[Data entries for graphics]

----------

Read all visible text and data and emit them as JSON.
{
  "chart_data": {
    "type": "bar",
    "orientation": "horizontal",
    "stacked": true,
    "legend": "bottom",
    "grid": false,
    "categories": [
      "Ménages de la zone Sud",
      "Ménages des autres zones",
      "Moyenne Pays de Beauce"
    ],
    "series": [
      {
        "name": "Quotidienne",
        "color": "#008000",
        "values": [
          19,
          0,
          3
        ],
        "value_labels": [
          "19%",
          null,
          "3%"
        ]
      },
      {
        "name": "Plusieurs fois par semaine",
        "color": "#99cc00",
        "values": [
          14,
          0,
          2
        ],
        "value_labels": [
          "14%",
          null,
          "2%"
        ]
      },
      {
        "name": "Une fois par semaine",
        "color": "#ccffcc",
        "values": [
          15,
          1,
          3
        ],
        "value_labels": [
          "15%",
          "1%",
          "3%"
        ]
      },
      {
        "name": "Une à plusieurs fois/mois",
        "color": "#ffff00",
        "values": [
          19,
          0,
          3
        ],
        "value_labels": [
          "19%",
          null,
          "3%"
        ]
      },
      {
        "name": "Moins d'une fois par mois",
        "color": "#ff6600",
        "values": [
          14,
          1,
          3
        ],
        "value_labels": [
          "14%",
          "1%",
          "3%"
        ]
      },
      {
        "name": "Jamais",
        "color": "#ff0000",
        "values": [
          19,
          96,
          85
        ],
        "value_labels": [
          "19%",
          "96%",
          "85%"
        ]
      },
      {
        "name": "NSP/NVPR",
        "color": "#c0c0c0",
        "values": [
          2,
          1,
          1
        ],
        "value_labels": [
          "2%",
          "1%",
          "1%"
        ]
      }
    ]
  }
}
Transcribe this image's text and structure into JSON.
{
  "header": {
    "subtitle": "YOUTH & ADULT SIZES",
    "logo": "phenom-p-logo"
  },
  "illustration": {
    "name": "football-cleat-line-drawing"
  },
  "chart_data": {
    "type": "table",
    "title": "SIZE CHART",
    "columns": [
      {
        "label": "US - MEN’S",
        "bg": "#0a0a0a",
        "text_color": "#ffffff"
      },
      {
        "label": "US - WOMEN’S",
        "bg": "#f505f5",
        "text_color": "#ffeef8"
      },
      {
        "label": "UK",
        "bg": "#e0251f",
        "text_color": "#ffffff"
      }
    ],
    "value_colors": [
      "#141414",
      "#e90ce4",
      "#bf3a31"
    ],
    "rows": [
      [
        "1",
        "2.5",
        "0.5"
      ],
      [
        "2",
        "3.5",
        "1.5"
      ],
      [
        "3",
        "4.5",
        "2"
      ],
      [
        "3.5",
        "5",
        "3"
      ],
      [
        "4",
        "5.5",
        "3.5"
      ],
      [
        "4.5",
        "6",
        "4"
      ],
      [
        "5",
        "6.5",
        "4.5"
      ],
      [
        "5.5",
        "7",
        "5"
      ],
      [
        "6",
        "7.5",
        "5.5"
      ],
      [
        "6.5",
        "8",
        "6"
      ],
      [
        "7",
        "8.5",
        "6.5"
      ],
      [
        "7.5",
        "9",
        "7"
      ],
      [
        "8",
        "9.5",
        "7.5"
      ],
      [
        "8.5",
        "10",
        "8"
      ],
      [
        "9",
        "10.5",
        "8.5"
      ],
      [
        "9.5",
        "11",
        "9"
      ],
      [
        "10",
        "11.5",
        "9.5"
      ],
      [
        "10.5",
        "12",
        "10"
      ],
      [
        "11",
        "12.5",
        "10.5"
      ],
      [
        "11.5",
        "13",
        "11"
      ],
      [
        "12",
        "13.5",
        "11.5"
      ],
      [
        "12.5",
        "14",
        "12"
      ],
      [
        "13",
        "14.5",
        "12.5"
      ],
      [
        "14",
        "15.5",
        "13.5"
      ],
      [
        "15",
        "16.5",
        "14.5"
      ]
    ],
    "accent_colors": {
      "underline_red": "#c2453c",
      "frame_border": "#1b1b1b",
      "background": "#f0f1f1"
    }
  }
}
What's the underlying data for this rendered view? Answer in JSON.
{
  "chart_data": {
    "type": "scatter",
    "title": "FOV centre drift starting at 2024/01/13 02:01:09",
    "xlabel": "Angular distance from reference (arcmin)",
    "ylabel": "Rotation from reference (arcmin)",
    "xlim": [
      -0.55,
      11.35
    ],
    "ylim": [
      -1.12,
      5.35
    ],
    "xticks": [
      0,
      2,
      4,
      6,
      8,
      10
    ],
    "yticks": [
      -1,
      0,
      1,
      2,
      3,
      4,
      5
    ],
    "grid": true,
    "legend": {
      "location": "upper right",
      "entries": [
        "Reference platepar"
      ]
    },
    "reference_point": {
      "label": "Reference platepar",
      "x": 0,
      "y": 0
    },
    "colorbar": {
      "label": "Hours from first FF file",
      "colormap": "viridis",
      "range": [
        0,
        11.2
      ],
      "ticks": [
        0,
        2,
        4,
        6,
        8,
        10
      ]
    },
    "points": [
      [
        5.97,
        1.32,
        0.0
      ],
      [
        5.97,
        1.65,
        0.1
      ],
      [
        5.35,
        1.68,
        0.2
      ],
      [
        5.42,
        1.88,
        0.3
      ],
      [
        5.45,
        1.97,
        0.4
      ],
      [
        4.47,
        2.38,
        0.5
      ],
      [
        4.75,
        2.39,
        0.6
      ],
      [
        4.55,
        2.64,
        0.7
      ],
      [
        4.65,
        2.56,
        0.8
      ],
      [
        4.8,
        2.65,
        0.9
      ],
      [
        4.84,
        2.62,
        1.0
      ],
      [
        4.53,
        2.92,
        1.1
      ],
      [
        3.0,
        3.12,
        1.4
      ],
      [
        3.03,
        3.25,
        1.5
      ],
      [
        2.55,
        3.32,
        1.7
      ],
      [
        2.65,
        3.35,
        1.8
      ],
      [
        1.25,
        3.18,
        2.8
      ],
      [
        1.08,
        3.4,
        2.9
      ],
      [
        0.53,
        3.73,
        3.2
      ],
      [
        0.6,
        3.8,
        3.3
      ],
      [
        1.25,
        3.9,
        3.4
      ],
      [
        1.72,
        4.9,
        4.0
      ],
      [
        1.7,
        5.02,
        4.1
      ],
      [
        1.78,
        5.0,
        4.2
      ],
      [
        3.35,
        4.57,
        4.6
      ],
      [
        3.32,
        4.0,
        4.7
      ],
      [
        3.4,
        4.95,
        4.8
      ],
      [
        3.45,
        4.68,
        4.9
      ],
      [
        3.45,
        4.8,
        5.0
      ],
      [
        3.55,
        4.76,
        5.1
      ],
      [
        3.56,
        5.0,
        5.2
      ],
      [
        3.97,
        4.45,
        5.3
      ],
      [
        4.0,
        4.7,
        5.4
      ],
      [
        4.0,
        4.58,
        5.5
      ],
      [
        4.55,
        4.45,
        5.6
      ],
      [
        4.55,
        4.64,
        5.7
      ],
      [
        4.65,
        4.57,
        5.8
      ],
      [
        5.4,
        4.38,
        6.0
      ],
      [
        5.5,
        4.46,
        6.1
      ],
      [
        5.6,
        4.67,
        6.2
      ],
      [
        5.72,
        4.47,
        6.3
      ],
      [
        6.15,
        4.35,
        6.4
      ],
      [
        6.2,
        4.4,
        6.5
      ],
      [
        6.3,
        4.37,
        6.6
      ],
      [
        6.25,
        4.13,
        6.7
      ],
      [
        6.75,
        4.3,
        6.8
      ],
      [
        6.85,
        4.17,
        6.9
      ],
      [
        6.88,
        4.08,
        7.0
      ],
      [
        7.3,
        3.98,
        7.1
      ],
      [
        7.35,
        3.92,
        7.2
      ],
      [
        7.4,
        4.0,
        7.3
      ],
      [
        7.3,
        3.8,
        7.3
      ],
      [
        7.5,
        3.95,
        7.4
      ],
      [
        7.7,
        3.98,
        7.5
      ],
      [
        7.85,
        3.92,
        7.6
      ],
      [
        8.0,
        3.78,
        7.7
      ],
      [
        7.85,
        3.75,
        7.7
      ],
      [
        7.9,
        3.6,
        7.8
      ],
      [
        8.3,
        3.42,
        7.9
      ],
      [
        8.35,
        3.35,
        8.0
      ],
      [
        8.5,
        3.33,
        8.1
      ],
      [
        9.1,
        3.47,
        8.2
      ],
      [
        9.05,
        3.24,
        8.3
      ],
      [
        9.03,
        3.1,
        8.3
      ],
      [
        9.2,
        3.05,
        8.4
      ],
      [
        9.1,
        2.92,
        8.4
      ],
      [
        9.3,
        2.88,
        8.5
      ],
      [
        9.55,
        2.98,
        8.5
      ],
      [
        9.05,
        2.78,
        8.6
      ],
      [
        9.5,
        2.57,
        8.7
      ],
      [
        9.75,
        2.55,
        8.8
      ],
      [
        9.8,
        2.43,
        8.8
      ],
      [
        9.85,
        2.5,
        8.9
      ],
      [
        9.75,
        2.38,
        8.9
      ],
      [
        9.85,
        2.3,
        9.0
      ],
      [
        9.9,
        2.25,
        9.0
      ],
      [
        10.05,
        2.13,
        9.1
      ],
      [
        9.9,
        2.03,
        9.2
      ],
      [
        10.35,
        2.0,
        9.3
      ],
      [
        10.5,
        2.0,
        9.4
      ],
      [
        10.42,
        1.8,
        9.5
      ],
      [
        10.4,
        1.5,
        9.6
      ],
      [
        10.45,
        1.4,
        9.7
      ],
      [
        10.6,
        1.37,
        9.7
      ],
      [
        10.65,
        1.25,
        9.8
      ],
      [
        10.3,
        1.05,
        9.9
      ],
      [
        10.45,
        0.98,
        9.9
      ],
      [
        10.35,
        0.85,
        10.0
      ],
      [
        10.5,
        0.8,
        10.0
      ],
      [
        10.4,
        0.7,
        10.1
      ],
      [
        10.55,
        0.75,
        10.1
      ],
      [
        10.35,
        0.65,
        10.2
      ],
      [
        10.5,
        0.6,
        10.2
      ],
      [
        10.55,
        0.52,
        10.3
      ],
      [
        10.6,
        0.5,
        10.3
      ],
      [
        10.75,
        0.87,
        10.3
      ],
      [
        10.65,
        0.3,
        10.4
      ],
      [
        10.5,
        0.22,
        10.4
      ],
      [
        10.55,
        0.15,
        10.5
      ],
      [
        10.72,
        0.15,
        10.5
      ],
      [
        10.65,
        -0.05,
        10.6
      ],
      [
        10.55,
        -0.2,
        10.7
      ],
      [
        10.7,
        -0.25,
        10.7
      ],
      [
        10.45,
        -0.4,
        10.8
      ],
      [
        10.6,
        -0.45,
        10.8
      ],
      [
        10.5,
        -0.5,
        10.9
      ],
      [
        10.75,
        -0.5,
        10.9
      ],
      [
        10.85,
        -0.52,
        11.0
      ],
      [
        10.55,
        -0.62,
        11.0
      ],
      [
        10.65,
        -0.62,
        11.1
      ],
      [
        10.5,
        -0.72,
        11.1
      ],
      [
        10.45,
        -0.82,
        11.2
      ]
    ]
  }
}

----------

> _What you will do_: Using the data above, copy each line that contains "JSON".

> _Exercise result_:
Read all visible text and data and emit them as JSON.
Transcribe this image's text and structure into JSON.
What's the underlying data for this rendered view? Answer in JSON.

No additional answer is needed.